Source records
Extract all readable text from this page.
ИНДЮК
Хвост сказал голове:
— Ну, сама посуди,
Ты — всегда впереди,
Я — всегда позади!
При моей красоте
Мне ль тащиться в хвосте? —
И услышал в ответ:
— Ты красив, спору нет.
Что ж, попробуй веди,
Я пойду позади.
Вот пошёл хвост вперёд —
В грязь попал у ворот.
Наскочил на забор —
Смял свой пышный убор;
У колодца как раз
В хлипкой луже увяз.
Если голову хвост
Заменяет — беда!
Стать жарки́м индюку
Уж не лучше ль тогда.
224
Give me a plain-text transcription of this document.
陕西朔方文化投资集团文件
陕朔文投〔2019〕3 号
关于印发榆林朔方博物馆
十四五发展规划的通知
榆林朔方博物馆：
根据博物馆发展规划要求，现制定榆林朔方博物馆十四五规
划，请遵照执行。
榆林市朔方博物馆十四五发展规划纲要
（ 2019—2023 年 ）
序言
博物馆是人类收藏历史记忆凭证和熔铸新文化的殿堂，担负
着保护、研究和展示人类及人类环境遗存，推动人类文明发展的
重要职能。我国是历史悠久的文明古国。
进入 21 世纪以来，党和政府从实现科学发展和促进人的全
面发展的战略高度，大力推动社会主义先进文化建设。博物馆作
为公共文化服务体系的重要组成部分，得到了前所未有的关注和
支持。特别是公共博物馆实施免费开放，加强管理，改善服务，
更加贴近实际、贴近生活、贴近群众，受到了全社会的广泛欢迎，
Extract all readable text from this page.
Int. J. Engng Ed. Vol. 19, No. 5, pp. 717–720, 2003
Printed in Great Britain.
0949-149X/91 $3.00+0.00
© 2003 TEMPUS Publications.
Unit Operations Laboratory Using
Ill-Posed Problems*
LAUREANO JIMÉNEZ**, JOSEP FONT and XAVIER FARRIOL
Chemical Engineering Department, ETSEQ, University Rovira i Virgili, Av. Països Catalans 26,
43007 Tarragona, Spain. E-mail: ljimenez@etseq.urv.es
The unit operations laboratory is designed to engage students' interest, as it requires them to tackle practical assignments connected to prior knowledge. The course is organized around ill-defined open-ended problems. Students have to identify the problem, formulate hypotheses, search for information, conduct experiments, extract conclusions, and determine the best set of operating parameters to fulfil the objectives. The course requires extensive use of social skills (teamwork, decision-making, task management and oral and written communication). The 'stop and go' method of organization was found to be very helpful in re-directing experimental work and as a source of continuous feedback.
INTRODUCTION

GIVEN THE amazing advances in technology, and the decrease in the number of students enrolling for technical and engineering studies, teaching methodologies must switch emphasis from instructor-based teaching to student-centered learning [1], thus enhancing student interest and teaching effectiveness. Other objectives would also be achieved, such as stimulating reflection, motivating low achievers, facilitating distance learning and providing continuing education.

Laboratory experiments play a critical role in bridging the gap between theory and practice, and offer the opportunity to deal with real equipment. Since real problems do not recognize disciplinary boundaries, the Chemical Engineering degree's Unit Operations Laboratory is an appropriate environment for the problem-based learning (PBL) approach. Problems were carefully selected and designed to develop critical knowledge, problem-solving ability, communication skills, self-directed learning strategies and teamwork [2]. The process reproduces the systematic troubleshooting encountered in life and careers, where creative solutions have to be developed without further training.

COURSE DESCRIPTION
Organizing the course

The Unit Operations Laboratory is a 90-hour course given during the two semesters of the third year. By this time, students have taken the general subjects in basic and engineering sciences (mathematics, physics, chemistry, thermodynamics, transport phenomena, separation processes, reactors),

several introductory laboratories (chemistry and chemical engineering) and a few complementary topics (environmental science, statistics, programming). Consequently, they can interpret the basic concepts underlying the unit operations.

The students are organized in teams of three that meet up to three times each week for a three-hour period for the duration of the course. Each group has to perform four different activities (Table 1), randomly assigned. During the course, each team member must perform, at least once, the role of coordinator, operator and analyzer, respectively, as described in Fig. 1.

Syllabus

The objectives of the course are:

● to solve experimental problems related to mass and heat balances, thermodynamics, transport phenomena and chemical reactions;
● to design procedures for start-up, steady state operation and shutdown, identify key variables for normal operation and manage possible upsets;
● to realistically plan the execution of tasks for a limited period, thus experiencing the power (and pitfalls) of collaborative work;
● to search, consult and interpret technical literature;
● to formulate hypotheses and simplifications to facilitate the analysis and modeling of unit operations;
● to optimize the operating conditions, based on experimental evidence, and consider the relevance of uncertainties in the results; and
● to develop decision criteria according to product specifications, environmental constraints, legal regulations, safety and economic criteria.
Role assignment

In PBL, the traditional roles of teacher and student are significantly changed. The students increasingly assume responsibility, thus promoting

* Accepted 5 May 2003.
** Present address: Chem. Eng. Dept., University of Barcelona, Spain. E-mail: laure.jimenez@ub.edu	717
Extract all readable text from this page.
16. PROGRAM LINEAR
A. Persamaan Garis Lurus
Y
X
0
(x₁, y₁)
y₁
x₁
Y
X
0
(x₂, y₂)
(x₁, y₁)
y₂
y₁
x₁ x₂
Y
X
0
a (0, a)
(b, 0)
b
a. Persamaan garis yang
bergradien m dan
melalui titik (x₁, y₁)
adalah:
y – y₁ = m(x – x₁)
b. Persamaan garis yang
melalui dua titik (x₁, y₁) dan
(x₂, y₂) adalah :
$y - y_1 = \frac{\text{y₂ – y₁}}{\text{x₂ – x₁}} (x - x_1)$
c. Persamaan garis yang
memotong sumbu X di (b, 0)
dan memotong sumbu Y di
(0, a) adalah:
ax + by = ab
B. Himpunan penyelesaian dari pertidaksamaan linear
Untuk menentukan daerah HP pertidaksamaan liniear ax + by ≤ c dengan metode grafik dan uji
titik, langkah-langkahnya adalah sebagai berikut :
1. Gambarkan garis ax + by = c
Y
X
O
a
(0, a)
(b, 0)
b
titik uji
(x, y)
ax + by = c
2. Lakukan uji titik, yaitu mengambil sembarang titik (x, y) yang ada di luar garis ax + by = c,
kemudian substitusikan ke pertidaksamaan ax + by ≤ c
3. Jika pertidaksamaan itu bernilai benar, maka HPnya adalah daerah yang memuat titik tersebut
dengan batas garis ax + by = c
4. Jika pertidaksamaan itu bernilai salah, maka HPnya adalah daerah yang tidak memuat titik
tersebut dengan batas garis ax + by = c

Exercise
Which lines contain the word "decision"? Copy each of them.

Solution
The unit operations laboratory is designed to engage students' interest, as it requires them to tackle practical assignments connected to prior knowledge. The course is organized around ill-defined open-ended problems. Students have to identify the problem, formulate hypotheses, search for information, conduct experiments, extract conclusions, and determine the best set of operating parameters to fulfil the objectives. The course requires extensive use of social skills (teamwork, decision-making, task management and oral and written communication). The 'stop and go' method of organization was found to be very helpful in re-directing experimental work and as a source of continuous feedback.
● to develop decision criteria according to product specifications, environmental constraints, legal regulations, safety and economic criteria.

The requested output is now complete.